— begin —

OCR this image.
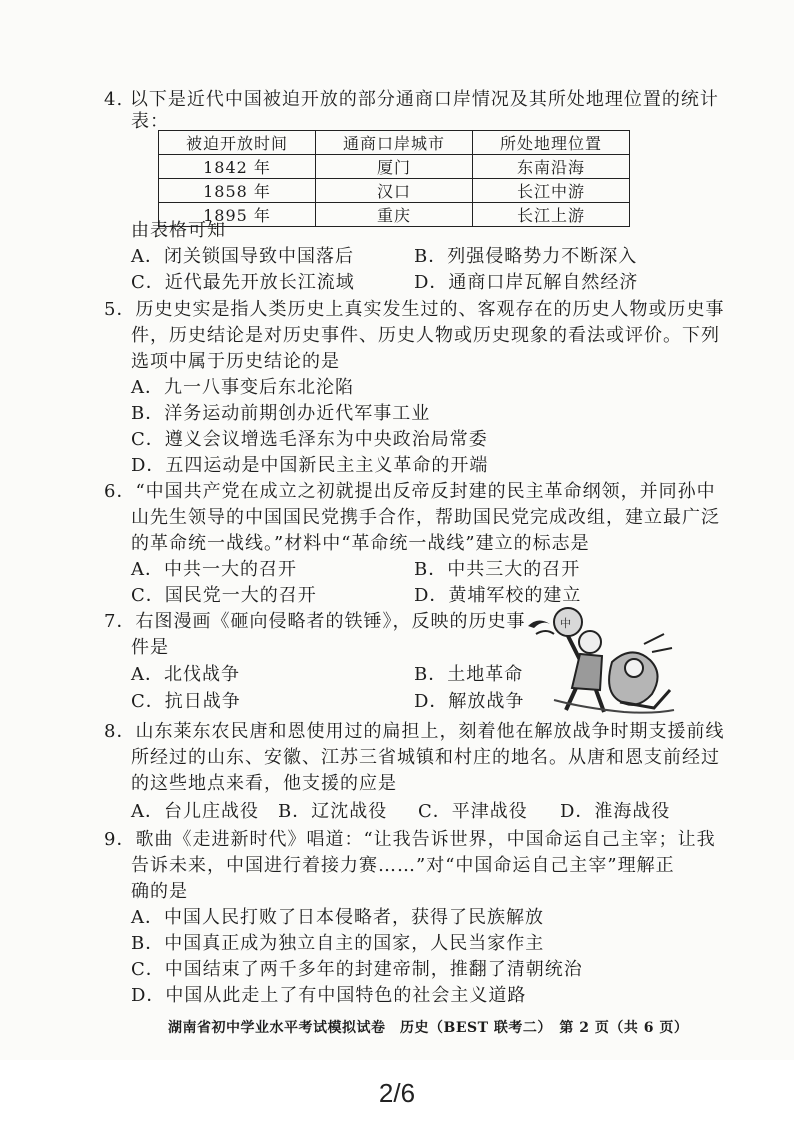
4. 以下是近代中国被迫开放的部分通商口岸情况及其所处地理位置的统计
表：
被迫开放时间	通商口岸城市	所处地理位置
1842 年	厦门	东南沿海
1858 年	汉口	长江中游
1895 年	重庆	长江上游
由表格可知
A．闭关锁国导致中国落后	B．列强侵略势力不断深入
C．近代最先开放长江流域	D．通商口岸瓦解自然经济
5．历史史实是指人类历史上真实发生过的、客观存在的历史人物或历史事
件，历史结论是对历史事件、历史人物或历史现象的看法或评价。下列
选项中属于历史结论的是
A．九一八事变后东北沦陷
B．洋务运动前期创办近代军事工业
C．遵义会议增选毛泽东为中央政治局常委
D．五四运动是中国新民主主义革命的开端
6．“中国共产党在成立之初就提出反帝反封建的民主革命纲领，并同孙中
山先生领导的中国国民党携手合作，帮助国民党完成改组，建立最广泛
的革命统一战线。”材料中“革命统一战线”建立的标志是
A．中共一大的召开	B．中共三大的召开
C．国民党一大的召开	D．黄埔军校的建立
7．右图漫画《砸向侵略者的铁锤》，反映的历史事
件是
A．北伐战争	B．土地革命
C．抗日战争	D．解放战争
中
8．山东莱东农民唐和恩使用过的扁担上，刻着他在解放战争时期支援前线
所经过的山东、安徽、江苏三省城镇和村庄的地名。从唐和恩支前经过
的这些地点来看，他支援的应是
A．台儿庄战役 B．辽沈战役 C．平津战役 D．淮海战役
9．歌曲《走进新时代》唱道：“让我告诉世界，中国命运自己主宰；让我
告诉未来，中国进行着接力赛……”对“中国命运自己主宰”理解正
确的是
A．中国人民打败了日本侵略者，获得了民族解放
B．中国真正成为独立自主的国家，人民当家作主
C．中国结束了两千多年的封建帝制，推翻了清朝统治
D．中国从此走上了有中国特色的社会主义道路
湖南省初中学业水平考试模拟试卷　历史（BEST 联考二）　第 2 页（共 6 页）
2/6
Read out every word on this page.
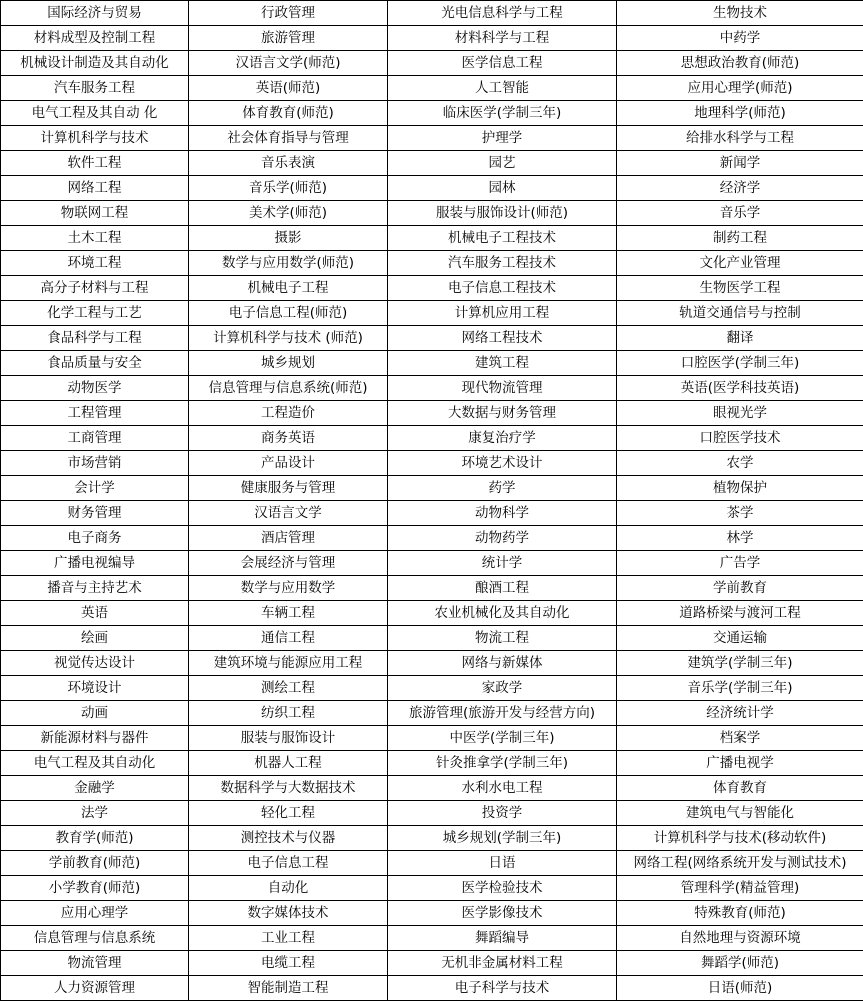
国际经济与贸易	行政管理	光电信息科学与工程	生物技术
材料成型及控制工程	旅游管理	材料科学与工程	中药学
机械设计制造及其自动化	汉语言文学(师范)	医学信息工程	思想政治教育(师范)
汽车服务工程	英语(师范)	人工智能	应用心理学(师范)
电气工程及其自动 化	体育教育(师范)	临床医学(学制三年)	地理科学(师范)
计算机科学与技术	社会体育指导与管理	护理学	给排水科学与工程
软件工程	音乐表演	园艺	新闻学
网络工程	音乐学(师范)	园林	经济学
物联网工程	美术学(师范)	服装与服饰设计(师范)	音乐学
土木工程	摄影	机械电子工程技术	制药工程
环境工程	数学与应用数学(师范)	汽车服务工程技术	文化产业管理
高分子材料与工程	机械电子工程	电子信息工程技术	生物医学工程
化学工程与工艺	电子信息工程(师范)	计算机应用工程	轨道交通信号与控制
食品科学与工程	计算机科学与技术 (师范)	网络工程技术	翻译
食品质量与安全	城乡规划	建筑工程	口腔医学(学制三年)
动物医学	信息管理与信息系统(师范)	现代物流管理	英语(医学科技英语)
工程管理	工程造价	大数据与财务管理	眼视光学
工商管理	商务英语	康复治疗学	口腔医学技术
市场营销	产品设计	环境艺术设计	农学
会计学	健康服务与管理	药学	植物保护
财务管理	汉语言文学	动物科学	茶学
电子商务	酒店管理	动物药学	林学
广播电视编导	会展经济与管理	统计学	广告学
播音与主持艺术	数学与应用数学	酿酒工程	学前教育
英语	车辆工程	农业机械化及其自动化	道路桥梁与渡河工程
绘画	通信工程	物流工程	交通运输
视觉传达设计	建筑环境与能源应用工程	网络与新媒体	建筑学(学制三年)
环境设计	测绘工程	家政学	音乐学(学制三年)
动画	纺织工程	旅游管理(旅游开发与经营方向)	经济统计学
新能源材料与器件	服装与服饰设计	中医学(学制三年)	档案学
电气工程及其自动化	机器人工程	针灸推拿学(学制三年)	广播电视学
金融学	数据科学与大数据技术	水利水电工程	体育教育
法学	轻化工程	投资学	建筑电气与智能化
教育学(师范)	测控技术与仪器	城乡规划(学制三年)	计算机科学与技术(移动软件)
学前教育(师范)	电子信息工程	日语	网络工程(网络系统开发与测试技术)
小学教育(师范)	自动化	医学检验技术	管理科学(精益管理)
应用心理学	数字媒体技术	医学影像技术	特殊教育(师范)
信息管理与信息系统	工业工程	舞蹈编导	自然地理与资源环境
物流管理	电缆工程	无机非金属材料工程	舞蹈学(师范)
人力资源管理	智能制造工程	电子科学与技术	日语(师范)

— end —

- Written request
Using the material above, return every line exactly as it appears, minus the pictures.

- Answer
OCR this image.
4. 以下是近代中国被迫开放的部分通商口岸情况及其所处地理位置的统计
表：
被迫开放时间	通商口岸城市	所处地理位置
1842 年	厦门	东南沿海
1858 年	汉口	长江中游
1895 年	重庆	长江上游
由表格可知
A．闭关锁国导致中国落后	B．列强侵略势力不断深入
C．近代最先开放长江流域	D．通商口岸瓦解自然经济
5．历史史实是指人类历史上真实发生过的、客观存在的历史人物或历史事
件，历史结论是对历史事件、历史人物或历史现象的看法或评价。下列
选项中属于历史结论的是
A．九一八事变后东北沦陷
B．洋务运动前期创办近代军事工业
C．遵义会议增选毛泽东为中央政治局常委
D．五四运动是中国新民主主义革命的开端
6．“中国共产党在成立之初就提出反帝反封建的民主革命纲领，并同孙中
山先生领导的中国国民党携手合作，帮助国民党完成改组，建立最广泛
的革命统一战线。”材料中“革命统一战线”建立的标志是
A．中共一大的召开	B．中共三大的召开
C．国民党一大的召开	D．黄埔军校的建立
7．右图漫画《砸向侵略者的铁锤》，反映的历史事
件是
A．北伐战争	B．土地革命
C．抗日战争	D．解放战争
中
8．山东莱东农民唐和恩使用过的扁担上，刻着他在解放战争时期支援前线
所经过的山东、安徽、江苏三省城镇和村庄的地名。从唐和恩支前经过
的这些地点来看，他支援的应是
A．台儿庄战役 B．辽沈战役 C．平津战役 D．淮海战役
9．歌曲《走进新时代》唱道：“让我告诉世界，中国命运自己主宰；让我
告诉未来，中国进行着接力赛……”对“中国命运自己主宰”理解正
确的是
A．中国人民打败了日本侵略者，获得了民族解放
B．中国真正成为独立自主的国家，人民当家作主
C．中国结束了两千多年的封建帝制，推翻了清朝统治
D．中国从此走上了有中国特色的社会主义道路
湖南省初中学业水平考试模拟试卷　历史（BEST 联考二）　第 2 页（共 6 页）
2/6
Read out every word on this page.
国际经济与贸易	行政管理	光电信息科学与工程	生物技术
材料成型及控制工程	旅游管理	材料科学与工程	中药学
机械设计制造及其自动化	汉语言文学(师范)	医学信息工程	思想政治教育(师范)
汽车服务工程	英语(师范)	人工智能	应用心理学(师范)
电气工程及其自动 化	体育教育(师范)	临床医学(学制三年)	地理科学(师范)
计算机科学与技术	社会体育指导与管理	护理学	给排水科学与工程
软件工程	音乐表演	园艺	新闻学
网络工程	音乐学(师范)	园林	经济学
物联网工程	美术学(师范)	服装与服饰设计(师范)	音乐学
土木工程	摄影	机械电子工程技术	制药工程
环境工程	数学与应用数学(师范)	汽车服务工程技术	文化产业管理
高分子材料与工程	机械电子工程	电子信息工程技术	生物医学工程
化学工程与工艺	电子信息工程(师范)	计算机应用工程	轨道交通信号与控制
食品科学与工程	计算机科学与技术 (师范)	网络工程技术	翻译
食品质量与安全	城乡规划	建筑工程	口腔医学(学制三年)
动物医学	信息管理与信息系统(师范)	现代物流管理	英语(医学科技英语)
工程管理	工程造价	大数据与财务管理	眼视光学
工商管理	商务英语	康复治疗学	口腔医学技术
市场营销	产品设计	环境艺术设计	农学
会计学	健康服务与管理	药学	植物保护
财务管理	汉语言文学	动物科学	茶学
电子商务	酒店管理	动物药学	林学
广播电视编导	会展经济与管理	统计学	广告学
播音与主持艺术	数学与应用数学	酿酒工程	学前教育
英语	车辆工程	农业机械化及其自动化	道路桥梁与渡河工程
绘画	通信工程	物流工程	交通运输
视觉传达设计	建筑环境与能源应用工程	网络与新媒体	建筑学(学制三年)
环境设计	测绘工程	家政学	音乐学(学制三年)
动画	纺织工程	旅游管理(旅游开发与经营方向)	经济统计学
新能源材料与器件	服装与服饰设计	中医学(学制三年)	档案学
电气工程及其自动化	机器人工程	针灸推拿学(学制三年)	广播电视学
金融学	数据科学与大数据技术	水利水电工程	体育教育
法学	轻化工程	投资学	建筑电气与智能化
教育学(师范)	测控技术与仪器	城乡规划(学制三年)	计算机科学与技术(移动软件)
学前教育(师范)	电子信息工程	日语	网络工程(网络系统开发与测试技术)
小学教育(师范)	自动化	医学检验技术	管理科学(精益管理)
应用心理学	数字媒体技术	医学影像技术	特殊教育(师范)
信息管理与信息系统	工业工程	舞蹈编导	自然地理与资源环境
物流管理	电缆工程	无机非金属材料工程	舞蹈学(师范)
人力资源管理	智能制造工程	电子科学与技术	日语(师范)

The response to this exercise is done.